## WHAT YOU ARE ASKED TO DO
Reproduce all records verbatim.

=====

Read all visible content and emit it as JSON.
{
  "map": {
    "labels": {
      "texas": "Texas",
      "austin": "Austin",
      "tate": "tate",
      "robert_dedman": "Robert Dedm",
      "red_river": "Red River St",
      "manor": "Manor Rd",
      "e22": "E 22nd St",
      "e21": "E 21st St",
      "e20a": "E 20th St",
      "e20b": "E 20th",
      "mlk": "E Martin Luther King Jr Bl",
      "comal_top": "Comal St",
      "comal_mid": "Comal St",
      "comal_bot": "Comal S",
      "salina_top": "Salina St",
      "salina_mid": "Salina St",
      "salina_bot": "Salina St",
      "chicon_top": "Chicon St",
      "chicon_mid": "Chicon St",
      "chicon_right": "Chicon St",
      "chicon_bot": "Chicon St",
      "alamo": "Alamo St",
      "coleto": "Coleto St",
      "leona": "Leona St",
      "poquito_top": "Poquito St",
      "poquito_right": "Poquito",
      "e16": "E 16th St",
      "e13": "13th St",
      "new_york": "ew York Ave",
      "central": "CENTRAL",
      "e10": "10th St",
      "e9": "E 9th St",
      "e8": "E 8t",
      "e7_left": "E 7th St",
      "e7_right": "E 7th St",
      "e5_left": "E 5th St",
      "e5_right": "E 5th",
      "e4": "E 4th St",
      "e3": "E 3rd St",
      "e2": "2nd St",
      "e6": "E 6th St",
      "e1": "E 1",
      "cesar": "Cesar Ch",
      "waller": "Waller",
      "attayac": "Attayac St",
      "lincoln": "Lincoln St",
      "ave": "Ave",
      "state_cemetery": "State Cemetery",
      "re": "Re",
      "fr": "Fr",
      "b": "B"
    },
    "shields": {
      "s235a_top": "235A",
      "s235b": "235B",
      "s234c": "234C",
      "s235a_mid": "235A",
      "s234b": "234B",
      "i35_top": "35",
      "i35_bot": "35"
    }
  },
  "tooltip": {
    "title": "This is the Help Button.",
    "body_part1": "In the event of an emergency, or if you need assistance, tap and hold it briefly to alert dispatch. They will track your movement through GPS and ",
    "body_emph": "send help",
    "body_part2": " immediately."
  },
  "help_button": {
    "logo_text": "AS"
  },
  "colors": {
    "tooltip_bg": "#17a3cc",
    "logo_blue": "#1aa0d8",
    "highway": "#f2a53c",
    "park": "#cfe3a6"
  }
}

=====

## WRITTEN ANSWER
Read all visible content and emit it as JSON.
{
  "map": {
    "labels": {
      "texas": "Texas",
      "austin": "Austin",
      "tate": "tate",
      "robert_dedman": "Robert Dedm",
      "red_river": "Red River St",
      "manor": "Manor Rd",
      "e22": "E 22nd St",
      "e21": "E 21st St",
      "e20a": "E 20th St",
      "e20b": "E 20th",
      "mlk": "E Martin Luther King Jr Bl",
      "comal_top": "Comal St",
      "comal_mid": "Comal St",
      "comal_bot": "Comal S",
      "salina_top": "Salina St",
      "salina_mid": "Salina St",
      "salina_bot": "Salina St",
      "chicon_top": "Chicon St",
      "chicon_mid": "Chicon St",
      "chicon_right": "Chicon St",
      "chicon_bot": "Chicon St",
      "alamo": "Alamo St",
      "coleto": "Coleto St",
      "leona": "Leona St",
      "poquito_top": "Poquito St",
      "poquito_right": "Poquito",
      "e16": "E 16th St",
      "e13": "13th St",
      "new_york": "ew York Ave",
      "central": "CENTRAL",
      "e10": "10th St",
      "e9": "E 9th St",
      "e8": "E 8t",
      "e7_left": "E 7th St",
      "e7_right": "E 7th St",
      "e5_left": "E 5th St",
      "e5_right": "E 5th",
      "e4": "E 4th St",
      "e3": "E 3rd St",
      "e2": "2nd St",
      "e6": "E 6th St",
      "e1": "E 1",
      "cesar": "Cesar Ch",
      "waller": "Waller",
      "attayac": "Attayac St",
      "lincoln": "Lincoln St",
      "ave": "Ave",
      "state_cemetery": "State Cemetery",
      "re": "Re",
      "fr": "Fr",
      "b": "B"
    },
    "shields": {
      "s235a_top": "235A",
      "s235b": "235B",
      "s234c": "234C",
      "s235a_mid": "235A",
      "s234b": "234B",
      "i35_top": "35",
      "i35_bot": "35"
    }
  },
  "tooltip": {
    "title": "This is the Help Button.",
    "body_part1": "In the event of an emergency, or if you need assistance, tap and hold it briefly to alert dispatch. They will track your movement through GPS and ",
    "body_emph": "send help",
    "body_part2": " immediately."
  },
  "help_button": {
    "logo_text": "AS"
  },
  "colors": {
    "tooltip_bg": "#17a3cc",
    "logo_blue": "#1aa0d8",
    "highway": "#f2a53c",
    "park": "#cfe3a6"
  }
}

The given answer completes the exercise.